--- START OF Supplied data ---
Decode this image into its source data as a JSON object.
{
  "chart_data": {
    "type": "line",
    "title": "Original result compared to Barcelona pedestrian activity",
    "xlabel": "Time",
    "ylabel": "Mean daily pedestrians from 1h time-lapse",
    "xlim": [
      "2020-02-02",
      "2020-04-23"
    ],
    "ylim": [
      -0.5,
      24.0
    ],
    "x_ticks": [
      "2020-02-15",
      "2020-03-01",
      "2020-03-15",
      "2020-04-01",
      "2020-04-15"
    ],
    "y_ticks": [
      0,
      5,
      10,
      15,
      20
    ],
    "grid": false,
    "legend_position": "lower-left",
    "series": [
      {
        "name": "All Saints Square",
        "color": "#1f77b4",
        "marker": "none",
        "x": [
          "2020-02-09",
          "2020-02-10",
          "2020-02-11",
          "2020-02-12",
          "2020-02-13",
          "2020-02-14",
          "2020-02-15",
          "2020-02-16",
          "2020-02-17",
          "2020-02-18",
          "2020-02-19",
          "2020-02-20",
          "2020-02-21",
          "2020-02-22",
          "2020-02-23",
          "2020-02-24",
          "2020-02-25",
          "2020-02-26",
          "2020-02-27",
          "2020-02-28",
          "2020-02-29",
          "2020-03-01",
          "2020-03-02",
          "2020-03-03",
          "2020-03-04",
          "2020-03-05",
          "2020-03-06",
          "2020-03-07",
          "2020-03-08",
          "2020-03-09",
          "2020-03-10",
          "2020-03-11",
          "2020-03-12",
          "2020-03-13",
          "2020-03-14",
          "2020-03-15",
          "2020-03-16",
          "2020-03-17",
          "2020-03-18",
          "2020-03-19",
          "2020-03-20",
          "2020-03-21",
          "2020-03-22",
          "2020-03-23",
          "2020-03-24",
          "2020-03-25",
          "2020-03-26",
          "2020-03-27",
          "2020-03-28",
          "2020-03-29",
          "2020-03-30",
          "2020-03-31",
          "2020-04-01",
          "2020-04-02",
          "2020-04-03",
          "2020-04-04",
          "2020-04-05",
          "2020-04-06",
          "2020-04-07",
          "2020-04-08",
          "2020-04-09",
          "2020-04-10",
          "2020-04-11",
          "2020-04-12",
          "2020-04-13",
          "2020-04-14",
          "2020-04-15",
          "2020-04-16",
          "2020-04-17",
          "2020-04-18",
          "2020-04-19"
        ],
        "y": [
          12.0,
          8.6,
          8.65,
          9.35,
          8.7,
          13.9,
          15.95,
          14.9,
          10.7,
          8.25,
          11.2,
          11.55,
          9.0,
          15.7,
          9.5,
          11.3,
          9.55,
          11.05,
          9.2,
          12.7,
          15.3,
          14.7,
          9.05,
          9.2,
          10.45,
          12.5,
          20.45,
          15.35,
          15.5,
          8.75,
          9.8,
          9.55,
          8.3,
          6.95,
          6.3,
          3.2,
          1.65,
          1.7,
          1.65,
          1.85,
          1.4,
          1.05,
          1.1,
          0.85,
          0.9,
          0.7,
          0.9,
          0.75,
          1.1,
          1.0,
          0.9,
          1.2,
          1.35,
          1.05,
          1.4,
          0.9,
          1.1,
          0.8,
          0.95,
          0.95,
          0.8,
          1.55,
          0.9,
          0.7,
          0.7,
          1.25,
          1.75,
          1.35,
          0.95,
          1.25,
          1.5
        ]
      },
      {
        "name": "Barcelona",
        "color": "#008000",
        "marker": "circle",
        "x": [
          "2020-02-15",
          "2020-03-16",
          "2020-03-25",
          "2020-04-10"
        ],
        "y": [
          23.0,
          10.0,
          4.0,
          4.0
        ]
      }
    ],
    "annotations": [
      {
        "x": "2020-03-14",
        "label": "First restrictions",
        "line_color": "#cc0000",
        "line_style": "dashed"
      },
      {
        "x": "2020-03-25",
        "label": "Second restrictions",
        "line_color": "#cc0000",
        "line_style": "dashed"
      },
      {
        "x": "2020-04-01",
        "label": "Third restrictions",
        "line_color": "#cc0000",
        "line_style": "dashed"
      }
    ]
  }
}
--- END OF Supplied data ---
• _Exercise details_
Every line holding "restrictions" should be copied out.

• _Task result_
        "label": "First restrictions",
        "label": "Second restrictions",
        "label": "Third restrictions",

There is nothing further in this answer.